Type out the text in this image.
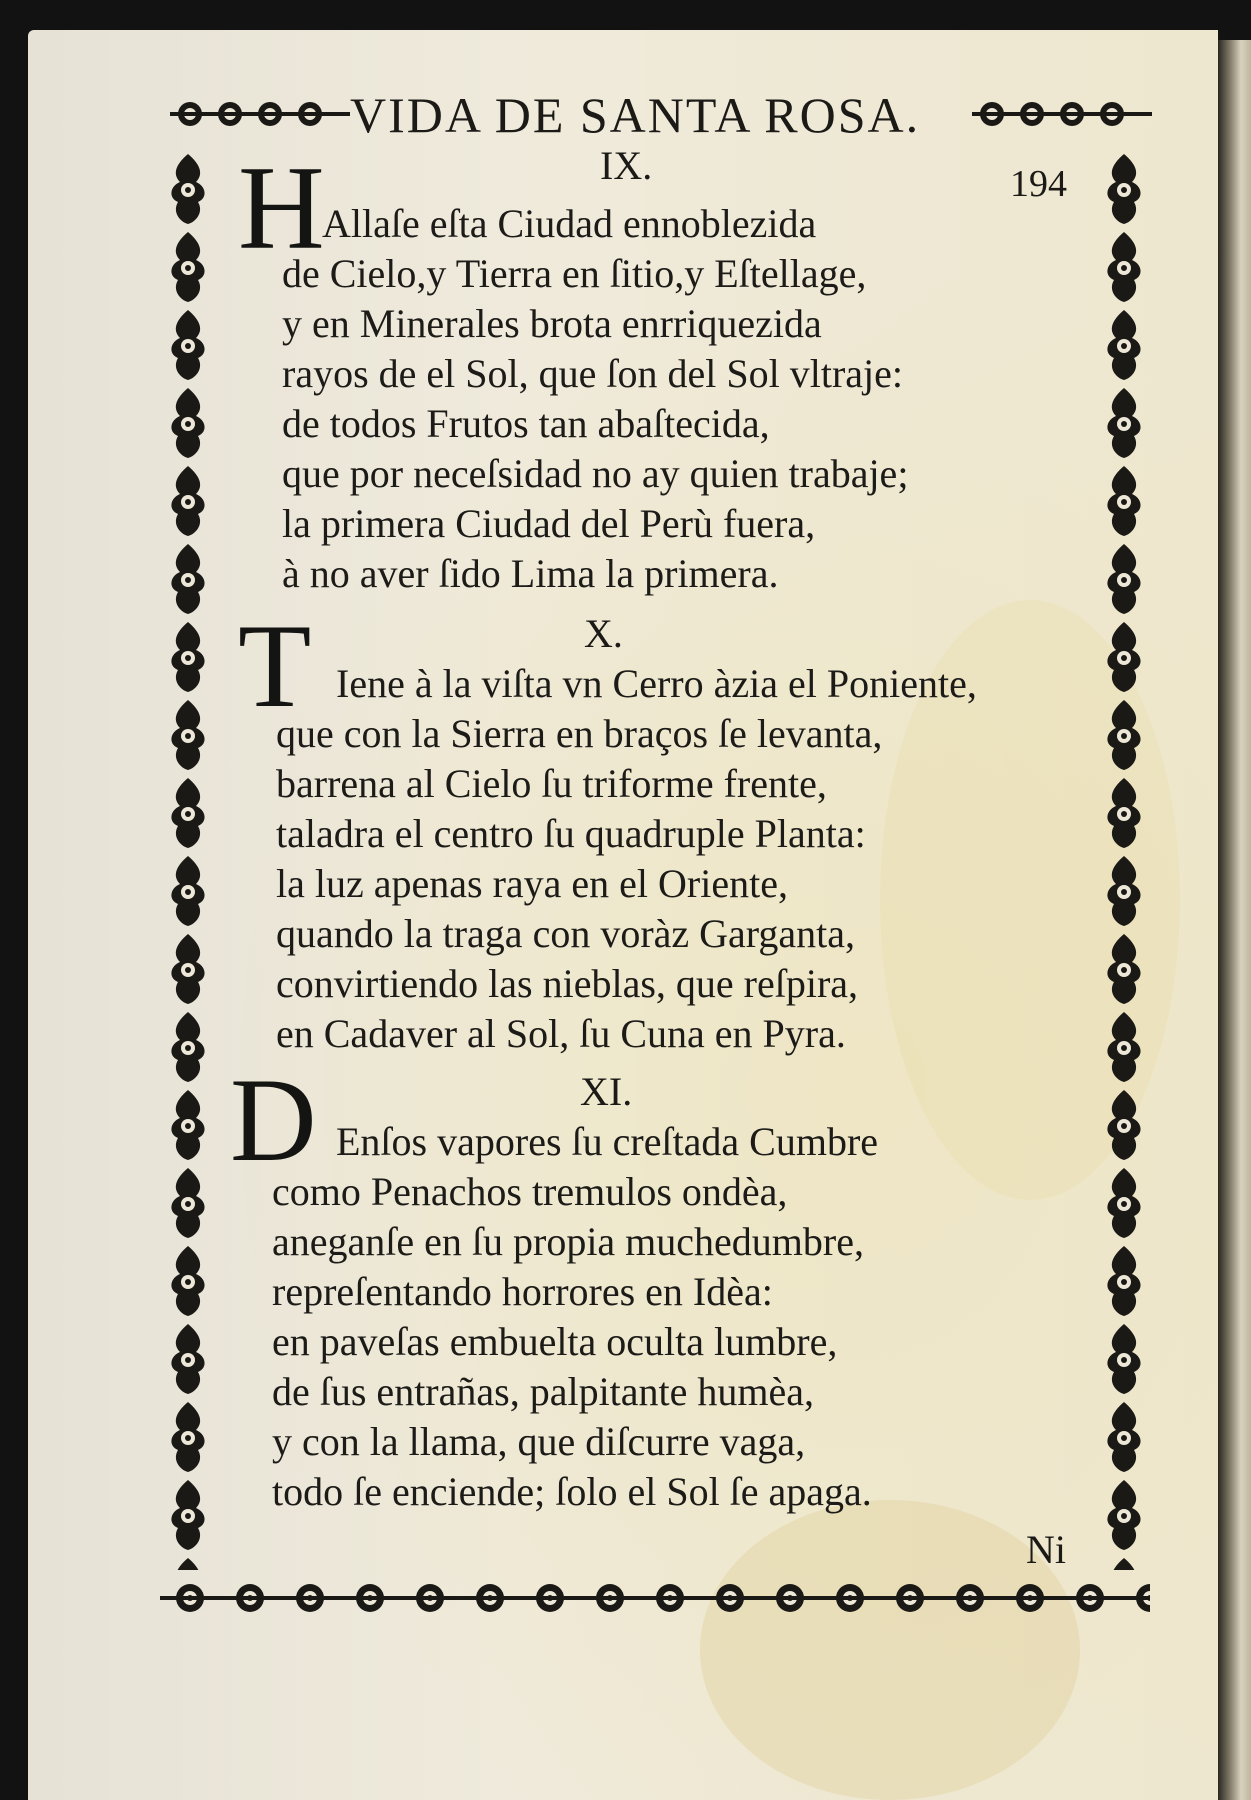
VIDA DE SANTA ROSA.
194
IX.
H
Allaſe eſta Ciudad ennoblezida
de Cielo,y Tierra en ſitio,y Eſtellage,
y en Minerales brota enrriquezida
rayos de el Sol, que ſon del Sol vltraje:
de todos Frutos tan abaſtecida,
que por neceſsidad no ay quien trabaje;
la primera Ciudad del Perù fuera,
à no aver ſido Lima la primera.
X.
T Iene à la viſta vn Cerro àzia el Poniente,
que con la Sierra en braços ſe levanta,
barrena al Cielo ſu triforme frente,
taladra el centro ſu quadruple Planta:
la luz apenas raya en el Oriente,
quando la traga con voràz Garganta,
convirtiendo las nieblas, que reſpira,
en Cadaver al Sol, ſu Cuna en Pyra.
XI.
D Enſos vapores ſu creſtada Cumbre
como Penachos tremulos ondèa,
aneganſe en ſu propia muchedumbre,
repreſentando horrores en Idèa:
en paveſas embuelta oculta lumbre,
de ſus entrañas, palpitante humèa,
y con la llama, que diſcurre vaga,
todo ſe enciende; ſolo el Sol ſe apaga.
Ni
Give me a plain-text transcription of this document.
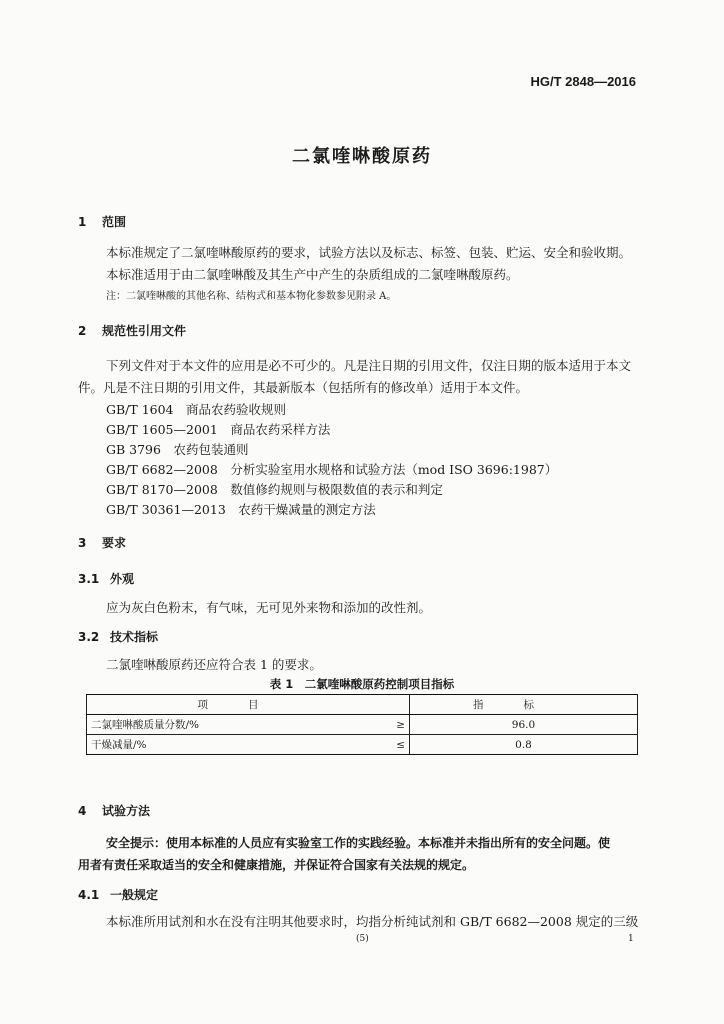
HG/T 2848—2016
二氯喹啉酸原药
1 范围
本标准规定了二氯喹啉酸原药的要求，试验方法以及标志、标签、包装、贮运、安全和验收期。
本标准适用于由二氯喹啉酸及其生产中产生的杂质组成的二氯喹啉酸原药。
注：二氯喹啉酸的其他名称、结构式和基本物化参数参见附录 A。
2 规范性引用文件
下列文件对于本文件的应用是必不可少的。凡是注日期的引用文件，仅注日期的版本适用于本文
件。凡是不注日期的引用文件，其最新版本（包括所有的修改单）适用于本文件。
GB/T 1604　商品农药验收规则
GB/T 1605—2001　商品农药采样方法
GB 3796　农药包装通则
GB/T 6682—2008　分析实验室用水规格和试验方法（mod ISO 3696:1987）
GB/T 8170—2008　数值修约规则与极限数值的表示和判定
GB/T 30361—2013　农药干燥减量的测定方法
3 要求
3.1 外观
应为灰白色粉末，有气味，无可见外来物和添加的改性剂。
3.2 技术指标
二氯喹啉酸原药还应符合表 1 的要求。
表 1　二氯喹啉酸原药控制项目指标
项目		指标
二氯喹啉酸质量分数/%	≥	96.0
干燥减量/%	≤	0.8
4 试验方法
安全提示：使用本标准的人员应有实验室工作的实践经验。本标准并未指出所有的安全问题。使
用者有责任采取适当的安全和健康措施，并保证符合国家有关法规的规定。
4.1 一般规定
本标准所用试剂和水在没有注明其他要求时，均指分析纯试剂和 GB/T 6682—2008 规定的三级
(5)	1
☆ ☆ ☆ ☆ ☆
### EXERCISE AIM
Leave out the pictures and output every record above precisely as given.

### FULL RESPONSE
Type out the text in this image.
VIDA DE SANTA ROSA.
194
IX.
H
Allaſe eſta Ciudad ennoblezida
de Cielo,y Tierra en ſitio,y Eſtellage,
y en Minerales brota enrriquezida
rayos de el Sol, que ſon del Sol vltraje:
de todos Frutos tan abaſtecida,
que por neceſsidad no ay quien trabaje;
la primera Ciudad del Perù fuera,
à no aver ſido Lima la primera.
X.
T Iene à la viſta vn Cerro àzia el Poniente,
que con la Sierra en braços ſe levanta,
barrena al Cielo ſu triforme frente,
taladra el centro ſu quadruple Planta:
la luz apenas raya en el Oriente,
quando la traga con voràz Garganta,
convirtiendo las nieblas, que reſpira,
en Cadaver al Sol, ſu Cuna en Pyra.
XI.
D Enſos vapores ſu creſtada Cumbre
como Penachos tremulos ondèa,
aneganſe en ſu propia muchedumbre,
repreſentando horrores en Idèa:
en paveſas embuelta oculta lumbre,
de ſus entrañas, palpitante humèa,
y con la llama, que diſcurre vaga,
todo ſe enciende; ſolo el Sol ſe apaga.
Ni
Give me a plain-text transcription of this document.
HG/T 2848—2016
二氯喹啉酸原药
1 范围
本标准规定了二氯喹啉酸原药的要求，试验方法以及标志、标签、包装、贮运、安全和验收期。
本标准适用于由二氯喹啉酸及其生产中产生的杂质组成的二氯喹啉酸原药。
注：二氯喹啉酸的其他名称、结构式和基本物化参数参见附录 A。
2 规范性引用文件
下列文件对于本文件的应用是必不可少的。凡是注日期的引用文件，仅注日期的版本适用于本文
件。凡是不注日期的引用文件，其最新版本（包括所有的修改单）适用于本文件。
GB/T 1604　商品农药验收规则
GB/T 1605—2001　商品农药采样方法
GB 3796　农药包装通则
GB/T 6682—2008　分析实验室用水规格和试验方法（mod ISO 3696:1987）
GB/T 8170—2008　数值修约规则与极限数值的表示和判定
GB/T 30361—2013　农药干燥减量的测定方法
3 要求
3.1 外观
应为灰白色粉末，有气味，无可见外来物和添加的改性剂。
3.2 技术指标
二氯喹啉酸原药还应符合表 1 的要求。
表 1　二氯喹啉酸原药控制项目指标
项目		指标
二氯喹啉酸质量分数/%	≥	96.0
干燥减量/%	≤	0.8
4 试验方法
安全提示：使用本标准的人员应有实验室工作的实践经验。本标准并未指出所有的安全问题。使
用者有责任采取适当的安全和健康措施，并保证符合国家有关法规的规定。
4.1 一般规定
本标准所用试剂和水在没有注明其他要求时，均指分析纯试剂和 GB/T 6682—2008 规定的三级
(5)	1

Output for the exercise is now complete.